▼
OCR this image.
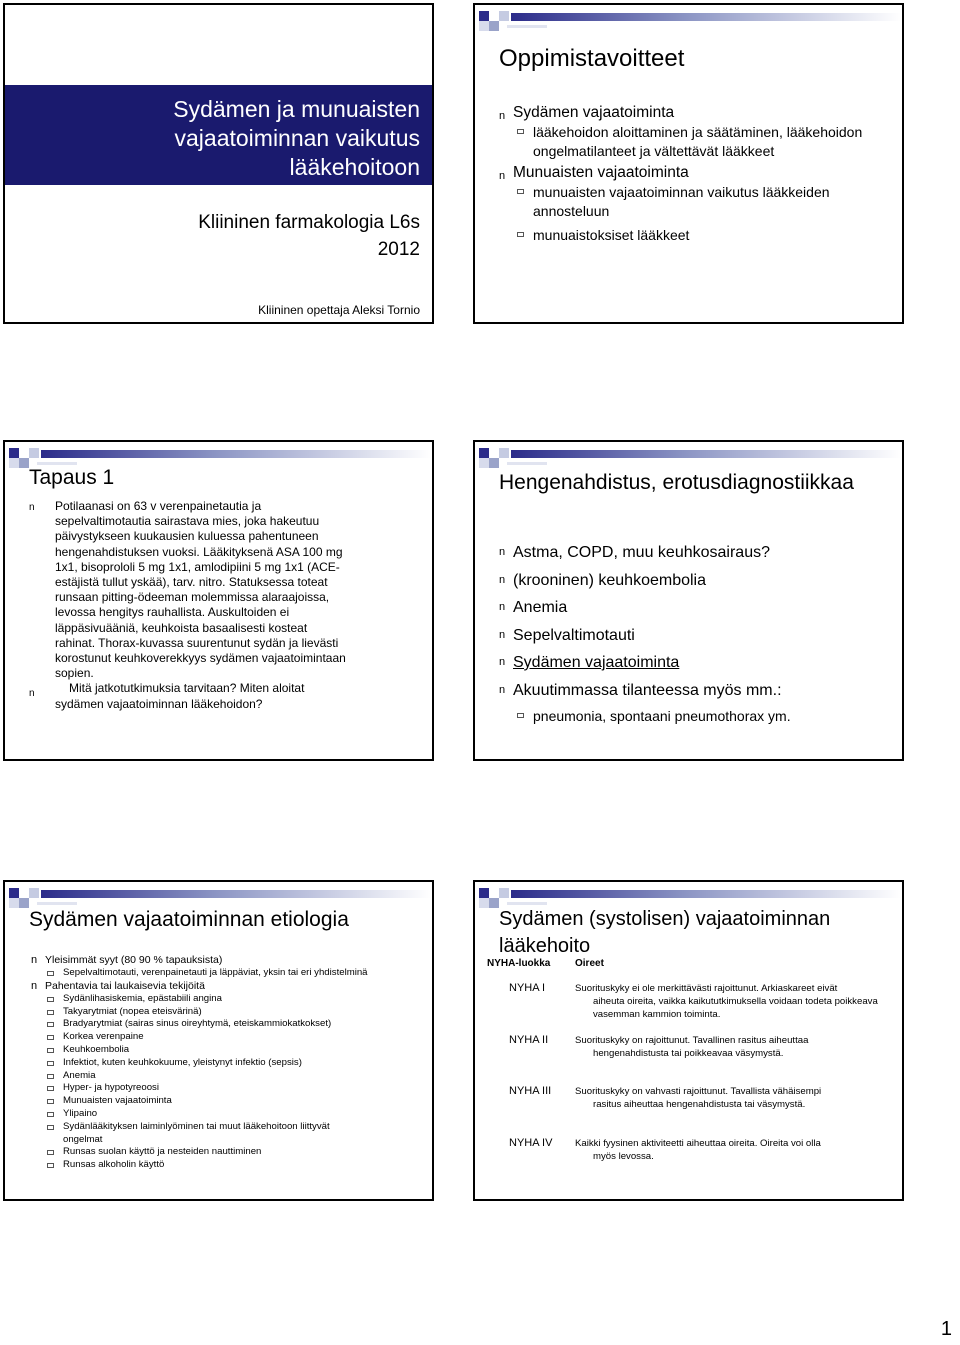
Sydämen ja munuaisten
vajaatoiminnan vaikutus
lääkehoitoon
Kliininen farmakologia L6s
2012
Kliininen opettaja Aleksi Tornio
Oppimistavoitteet
n Sydämen vajaatoiminta
lääkehoidon aloittaminen ja säätäminen, lääkehoidon ongelmatilanteet ja vältettävät lääkkeet
n Munuaisten vajaatoiminta
munuaisten vajaatoiminnan vaikutus lääkkeiden annosteluun
munuaistoksiset lääkkeet
Tapaus 1
n
n
Potilaanasi on 63 v verenpainetautia ja
sepelvaltimotautia sairastava mies, joka hakeutuu
päivystykseen kuukausien kuluessa pahentuneen
hengenahdistuksen vuoksi. Lääkityksenä ASA 100 mg
1x1, bisoprololi 5 mg 1x1, amlodipiini 5 mg 1x1 (ACE-
estäjistä tullut yskää), tarv. nitro. Statuksessa toteat
runsaan pitting-ödeeman molemmissa alaraajoissa,
levossa hengitys rauhallista. Auskultoiden ei
läppäsivuääniä, keuhkoista basaalisesti kosteat
rahinat. Thorax-kuvassa suurentunut sydän ja lievästi
korostunut keuhkoverekkyys sydämen vajaatoimintaan
sopien.
Mitä jatkotutkimuksia tarvitaan? Miten aloitat
sydämen vajaatoiminnan lääkehoidon?
Hengenahdistus, erotusdiagnostiikkaa
n Astma, COPD, muu keuhkosairaus?
n (krooninen) keuhkoembolia
n Anemia
n Sepelvaltimotauti
n Sydämen vajaatoiminta
n Akuutimmassa tilanteessa myös mm.:
pneumonia, spontaani pneumothorax ym.
Sydämen vajaatoiminnan etiologia
n Yleisimmät syyt (80 90 % tapauksista)
Sepelvaltimotauti, verenpainetauti ja läppäviat, yksin tai eri yhdistelminä
n Pahentavia tai laukaisevia tekijöitä
Sydänlihasiskemia, epästabiili angina
Takyarytmiat (nopea eteisvärinä)
Bradyarytmiat (sairas sinus oireyhtymä, eteiskammiokatkokset)
Korkea verenpaine
Keuhkoembolia
Infektiot, kuten keuhkokuume, yleistynyt infektio (sepsis)
Anemia
Hyper- ja hypotyreoosi
Munuaisten vajaatoiminta
Ylipaino
Sydänlääkityksen laiminlyöminen tai muut lääkehoitoon liittyvät ongelmat
Runsas suolan käyttö ja nesteiden nauttiminen
Runsas alkoholin käyttö
Sydämen (systolisen) vajaatoiminnan lääkehoito
NYHA-luokka Oireet
NYHA I	Suorituskyky ei ole merkittävästi rajoittunut. Arkiaskareet eivät
aiheuta oireita, vaikka kaikututkimuksella voidaan todeta poikkeava vasemman kammion toiminta.
NYHA II	Suorituskyky on rajoittunut. Tavallinen rasitus aiheuttaa
hengenahdistusta tai poikkeavaa väsymystä.
NYHA III	Suorituskyky on vahvasti rajoittunut. Tavallista vähäisempi
rasitus aiheuttaa hengenahdistusta tai väsymystä.
NYHA IV	Kaikki fyysinen aktiviteetti aiheuttaa oireita. Oireita voi olla
myös levossa.
1
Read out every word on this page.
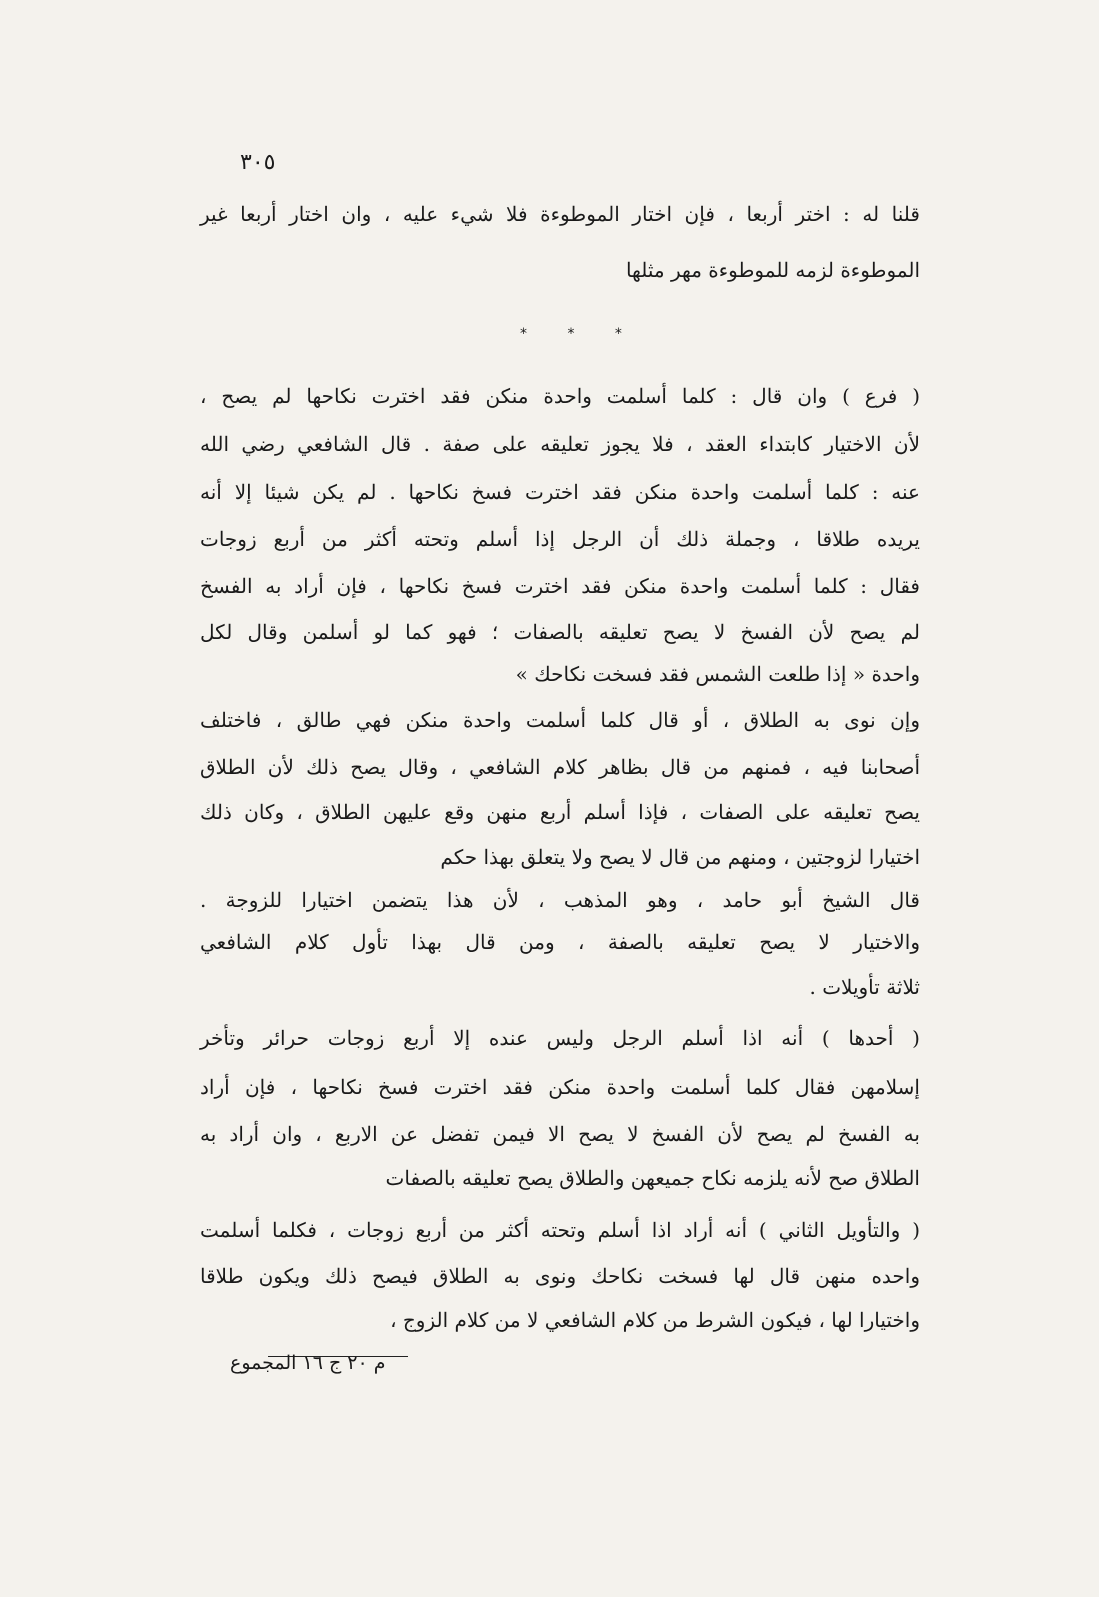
٣٠٥
قلنا له : اختر أربعا ، فإن اختار الموطوءة فلا شيء عليه ، وان اختار أربعا غير
الموطوءة لزمه للموطوءة مهر مثلها
* * *
( فرع ) وان قال : كلما أسلمت واحدة منكن فقد اخترت نكاحها لم يصح ،
لأن الاختيار كابتداء العقد ، فلا يجوز تعليقه على صفة . قال الشافعي رضي الله
عنه : كلما أسلمت واحدة منكن فقد اخترت فسخ نكاحها . لم يكن شيئا إلا أنه
يريده طلاقا ، وجملة ذلك أن الرجل إذا أسلم وتحته أكثر من أربع زوجات
فقال : كلما أسلمت واحدة منكن فقد اخترت فسخ نكاحها ، فإن أراد به الفسخ
لم يصح لأن الفسخ لا يصح تعليقه بالصفات ؛ فهو كما لو أسلمن وقال لكل
واحدة « إذا طلعت الشمس فقد فسخت نكاحك »
وإن نوى به الطلاق ، أو قال كلما أسلمت واحدة منكن فهي طالق ، فاختلف
أصحابنا فيه ، فمنهم من قال بظاهر كلام الشافعي ، وقال يصح ذلك لأن الطلاق
يصح تعليقه على الصفات ، فإذا أسلم أربع منهن وقع عليهن الطلاق ، وكان ذلك
اختيارا لزوجتين ، ومنهم من قال لا يصح ولا يتعلق بهذا حكم
قال الشيخ أبو حامد ، وهو المذهب ، لأن هذا يتضمن اختيارا للزوجة .
والاختيار لا يصح تعليقه بالصفة ، ومن قال بهذا تأول كلام الشافعي
ثلاثة تأويلات .
( أحدها ) أنه اذا أسلم الرجل وليس عنده إلا أربع زوجات حرائر وتأخر
إسلامهن فقال كلما أسلمت واحدة منكن فقد اخترت فسخ نكاحها ، فإن أراد
به الفسخ لم يصح لأن الفسخ لا يصح الا فيمن تفضل عن الاربع ، وان أراد به
الطلاق صح لأنه يلزمه نكاح جميعهن والطلاق يصح تعليقه بالصفات
( والتأويل الثاني ) أنه أراد اذا أسلم وتحته أكثر من أربع زوجات ، فكلما أسلمت
واحده منهن قال لها فسخت نكاحك ونوى به الطلاق فيصح ذلك ويكون طلاقا
واختيارا لها ، فيكون الشرط من كلام الشافعي لا من كلام الزوج ،
م ٢٠ ج ١٦ المجموع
▲
**INSTRUCTIONS TO FOLLOW:** Collect the lines of the records that include the string "أراد".

**RESPONSE TO THE TASK:**
فقال : كلما أسلمت واحدة منكن فقد اخترت فسخ نكاحها ، فإن أراد به الفسخ
إسلامهن فقال كلما أسلمت واحدة منكن فقد اخترت فسخ نكاحها ، فإن أراد
به الفسخ لم يصح لأن الفسخ لا يصح الا فيمن تفضل عن الاربع ، وان أراد به
( والتأويل الثاني ) أنه أراد اذا أسلم وتحته أكثر من أربع زوجات ، فكلما أسلمت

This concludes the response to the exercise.